Exercise brief
Show each line of the data below that has the string "Hinzufügen" in it.

Dataset extract
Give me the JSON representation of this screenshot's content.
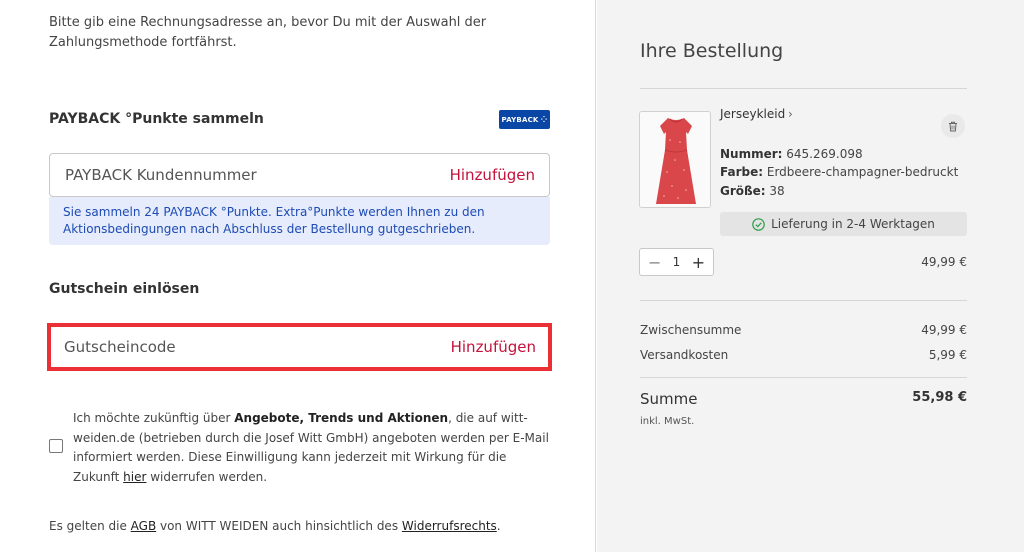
{
  "left": {
    "intro_text": "Bitte gib eine Rechnungsadresse an, bevor Du mit der Auswahl der Zahlungsmethode fortfährst.",
    "payback": {
      "title": "PAYBACK °Punkte sammeln",
      "logo_text": "PAYBACK",
      "input_placeholder": "PAYBACK Kundennummer",
      "add_label": "Hinzufügen",
      "info_text": "Sie sammeln 24 PAYBACK °Punkte. Extra°Punkte werden Ihnen zu den Aktionsbedingungen nach Abschluss der Bestellung gutgeschrieben."
    },
    "voucher": {
      "title": "Gutschein einlösen",
      "input_placeholder": "Gutscheincode",
      "add_label": "Hinzufügen"
    },
    "consent": {
      "part1": "Ich möchte zukünftig über ",
      "bold": "Angebote, Trends und Aktionen",
      "part2": ", die auf witt-weiden.de (betrieben durch die Josef Witt GmbH) angeboten werden per E-Mail informiert werden. Diese Einwilligung kann jederzeit mit Wirkung für die Zukunft ",
      "link": "hier",
      "part3": " widerrufen werden."
    },
    "terms": {
      "part1": "Es gelten die ",
      "agb": "AGB",
      "part2": " von WITT WEIDEN auch hinsichtlich des ",
      "widerruf": "Widerrufsrechts",
      "part3": "."
    }
  },
  "order": {
    "title": "Ihre Bestellung",
    "product": {
      "name": "Jerseykleid",
      "number_label": "Nummer:",
      "number": "645.269.098",
      "color_label": "Farbe:",
      "color": "Erdbeere-champagner-bedruckt",
      "size_label": "Größe:",
      "size": "38",
      "delivery": "Lieferung in 2-4 Werktagen",
      "quantity": "1",
      "price": "49,99 €"
    },
    "subtotal_label": "Zwischensumme",
    "subtotal": "49,99 €",
    "shipping_label": "Versandkosten",
    "shipping": "5,99 €",
    "total_label": "Summe",
    "total": "55,98 €",
    "vat_note": "inkl. MwSt."
  },
  "colors": {
    "accent_red": "#c4123b",
    "highlight_outline": "#ea2f35",
    "info_bg": "#e6ecfb",
    "info_text": "#1c4bb4",
    "payback_blue": "#0a46a5"
  }
}
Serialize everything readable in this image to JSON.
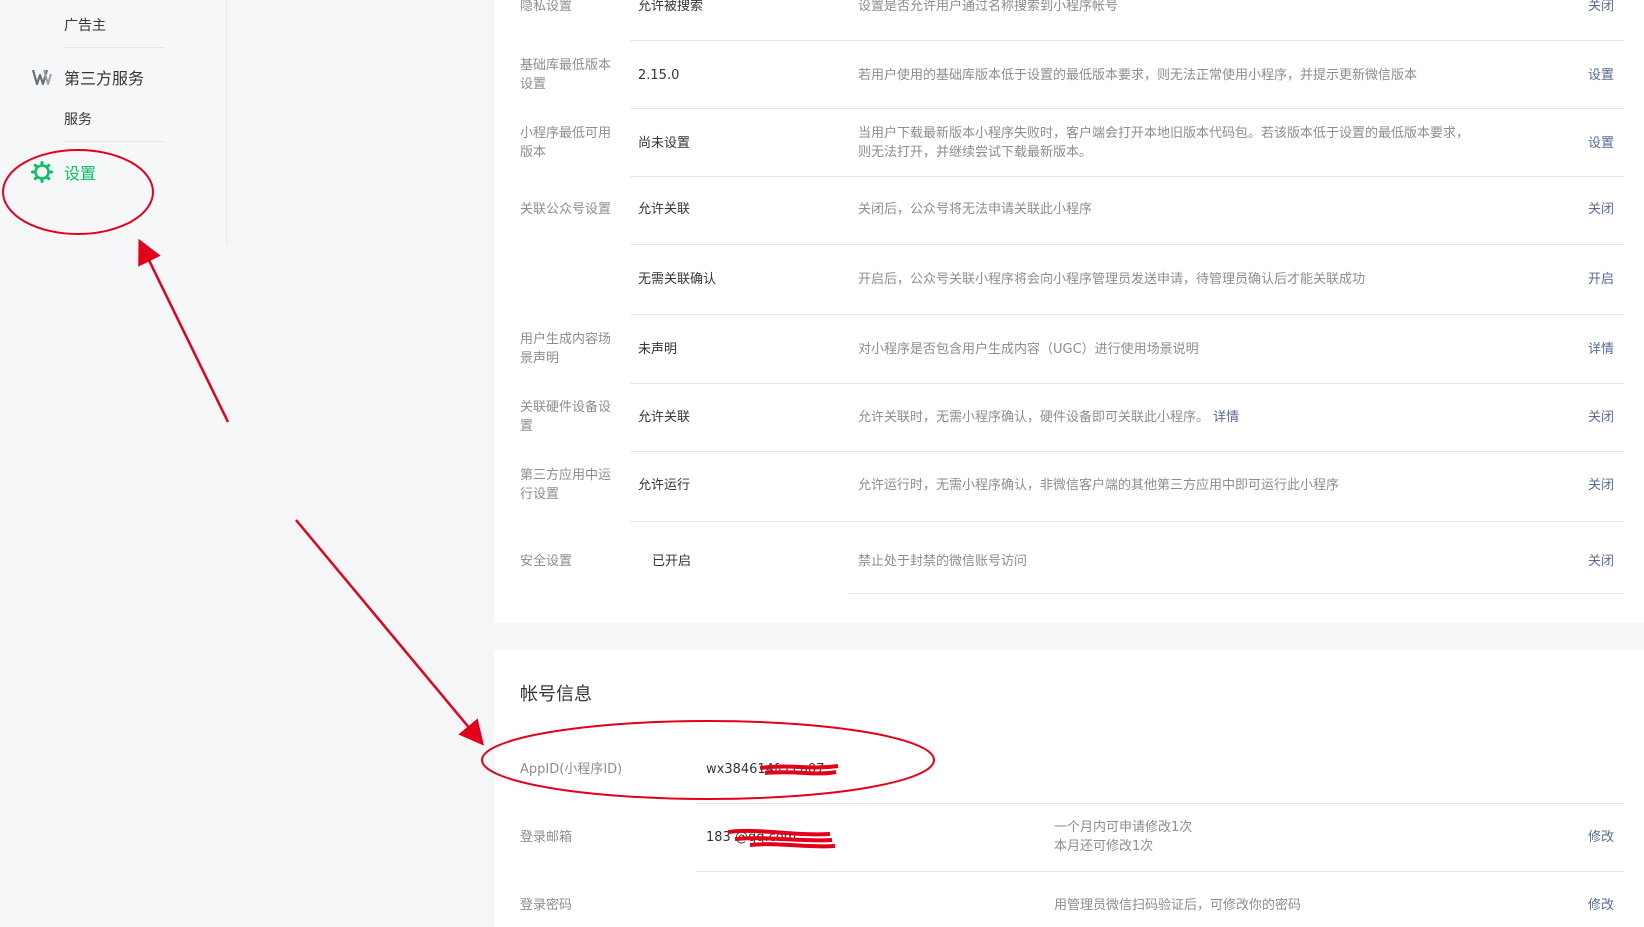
{
  "sidebar": {
    "advertiser": "广告主",
    "third_party": "第三方服务",
    "service": "服务",
    "settings": "设置"
  },
  "settings_rows": [
    {
      "label": "隐私设置",
      "value": "允许被搜索",
      "desc": "设置是否允许用户通过名称搜索到小程序帐号",
      "action": "关闭"
    },
    {
      "label": "基础库最低版本设置",
      "value": "2.15.0",
      "desc": "若用户使用的基础库版本低于设置的最低版本要求，则无法正常使用小程序，并提示更新微信版本",
      "action": "设置"
    },
    {
      "label": "小程序最低可用版本",
      "value": "尚未设置",
      "desc": "当用户下载最新版本小程序失败时，客户端会打开本地旧版本代码包。若该版本低于设置的最低版本要求，则无法打开，并继续尝试下载最新版本。",
      "action": "设置"
    },
    {
      "label": "关联公众号设置",
      "value": "允许关联",
      "desc": "关闭后，公众号将无法申请关联此小程序",
      "action": "关闭"
    },
    {
      "label": "",
      "value": "无需关联确认",
      "desc": "开启后，公众号关联小程序将会向小程序管理员发送申请，待管理员确认后才能关联成功",
      "action": "开启"
    },
    {
      "label": "用户生成内容场景声明",
      "value": "未声明",
      "desc": "对小程序是否包含用户生成内容（UGC）进行使用场景说明",
      "action": "详情"
    },
    {
      "label": "关联硬件设备设置",
      "value": "允许关联",
      "desc": "允许关联时，无需小程序确认，硬件设备即可关联此小程序。",
      "desc_link": "详情",
      "action": "关闭"
    },
    {
      "label": "第三方应用中运行设置",
      "value": "允许运行",
      "desc": "允许运行时，无需小程序确认，非微信客户端的其他第三方应用中即可运行此小程序",
      "action": "关闭"
    },
    {
      "label": "安全设置",
      "value": "已开启",
      "desc": "禁止处于封禁的微信账号访问",
      "action": "关闭"
    }
  ],
  "account": {
    "title": "帐号信息",
    "appid_label": "AppID(小程序ID)",
    "appid_value": "wx384614fccca07",
    "email_label": "登录邮箱",
    "email_value": "183            @qq.com",
    "email_note1": "一个月内可申请修改1次",
    "email_note2": "本月还可修改1次",
    "email_action": "修改",
    "password_label": "登录密码",
    "password_note": "用管理员微信扫码验证后，可修改你的密码",
    "password_action": "修改"
  },
  "colors": {
    "accent": "#07c160",
    "link": "#576b95",
    "annotation": "#e2001a"
  }
}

Output below
      "add_label": "Hinzufügen",
      "add_label": "Hinzufügen"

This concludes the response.